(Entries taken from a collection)
** Start **
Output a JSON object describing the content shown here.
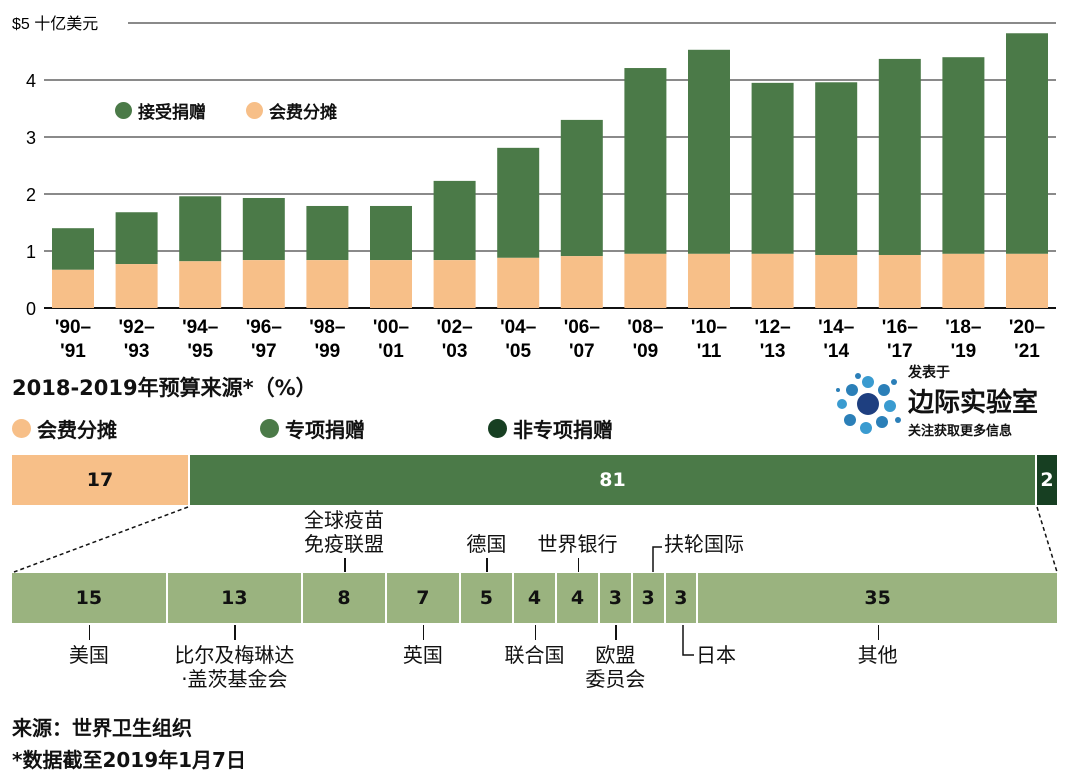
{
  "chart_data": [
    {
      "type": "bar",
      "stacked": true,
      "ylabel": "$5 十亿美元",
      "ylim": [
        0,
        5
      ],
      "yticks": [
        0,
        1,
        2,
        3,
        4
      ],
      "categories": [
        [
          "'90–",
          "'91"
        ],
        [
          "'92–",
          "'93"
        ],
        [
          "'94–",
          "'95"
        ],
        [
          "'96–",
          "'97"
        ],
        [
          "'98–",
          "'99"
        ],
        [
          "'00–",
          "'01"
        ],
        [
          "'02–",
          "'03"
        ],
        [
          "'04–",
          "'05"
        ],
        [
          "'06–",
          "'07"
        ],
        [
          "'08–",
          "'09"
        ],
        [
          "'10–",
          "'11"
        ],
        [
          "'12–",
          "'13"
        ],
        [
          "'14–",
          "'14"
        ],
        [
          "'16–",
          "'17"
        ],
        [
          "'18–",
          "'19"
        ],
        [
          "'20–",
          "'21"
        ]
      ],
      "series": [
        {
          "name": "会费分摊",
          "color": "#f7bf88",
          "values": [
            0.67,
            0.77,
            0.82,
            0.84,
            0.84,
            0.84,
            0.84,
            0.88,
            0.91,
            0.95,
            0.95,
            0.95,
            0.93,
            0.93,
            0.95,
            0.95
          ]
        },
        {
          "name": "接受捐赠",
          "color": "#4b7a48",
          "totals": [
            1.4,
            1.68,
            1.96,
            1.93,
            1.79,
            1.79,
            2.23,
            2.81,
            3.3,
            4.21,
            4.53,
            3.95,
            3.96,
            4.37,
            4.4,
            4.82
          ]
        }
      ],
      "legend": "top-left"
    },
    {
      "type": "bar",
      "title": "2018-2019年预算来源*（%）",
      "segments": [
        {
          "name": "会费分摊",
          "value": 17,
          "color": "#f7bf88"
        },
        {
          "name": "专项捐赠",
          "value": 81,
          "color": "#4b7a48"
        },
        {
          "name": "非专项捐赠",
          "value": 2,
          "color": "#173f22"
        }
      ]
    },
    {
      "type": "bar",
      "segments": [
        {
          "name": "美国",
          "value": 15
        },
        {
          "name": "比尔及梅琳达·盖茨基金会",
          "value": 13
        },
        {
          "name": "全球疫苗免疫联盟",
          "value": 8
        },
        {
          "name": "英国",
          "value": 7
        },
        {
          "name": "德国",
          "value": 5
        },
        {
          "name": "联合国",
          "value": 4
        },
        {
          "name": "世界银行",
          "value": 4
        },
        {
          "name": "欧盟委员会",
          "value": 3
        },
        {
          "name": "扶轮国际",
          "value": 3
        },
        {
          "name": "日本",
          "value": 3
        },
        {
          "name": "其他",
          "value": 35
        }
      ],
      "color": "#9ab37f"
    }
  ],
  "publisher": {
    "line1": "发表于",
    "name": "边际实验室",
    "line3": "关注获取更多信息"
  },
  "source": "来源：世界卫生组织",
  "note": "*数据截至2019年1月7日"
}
** End **
** Start **
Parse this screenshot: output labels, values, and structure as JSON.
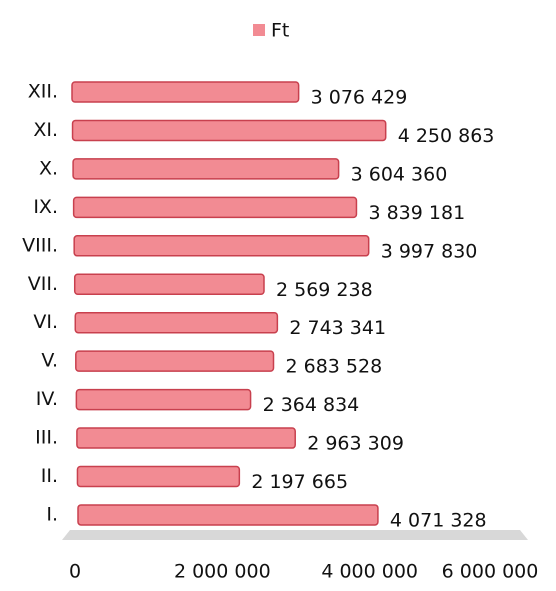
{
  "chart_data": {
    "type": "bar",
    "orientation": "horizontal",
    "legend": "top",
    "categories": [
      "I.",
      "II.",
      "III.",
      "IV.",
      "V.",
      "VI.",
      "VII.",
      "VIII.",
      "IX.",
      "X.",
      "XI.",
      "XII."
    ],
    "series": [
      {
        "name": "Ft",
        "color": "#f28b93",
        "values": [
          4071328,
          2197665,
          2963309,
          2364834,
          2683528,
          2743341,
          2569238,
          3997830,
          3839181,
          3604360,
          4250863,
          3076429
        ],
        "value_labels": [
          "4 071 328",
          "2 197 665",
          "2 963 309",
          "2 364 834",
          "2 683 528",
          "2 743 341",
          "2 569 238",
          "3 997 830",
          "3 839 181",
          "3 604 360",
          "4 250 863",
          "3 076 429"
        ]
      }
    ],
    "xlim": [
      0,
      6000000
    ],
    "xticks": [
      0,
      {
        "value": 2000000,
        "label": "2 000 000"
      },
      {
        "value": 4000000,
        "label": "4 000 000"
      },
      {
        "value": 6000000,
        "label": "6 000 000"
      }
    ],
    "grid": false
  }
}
** End **
■ **Short task**
Identify all lines in the records above with the word "values".

■ **Finished exercise**
          "values": [
Parse this screenshot: output labels, values, and structure as JSON.
        "values": [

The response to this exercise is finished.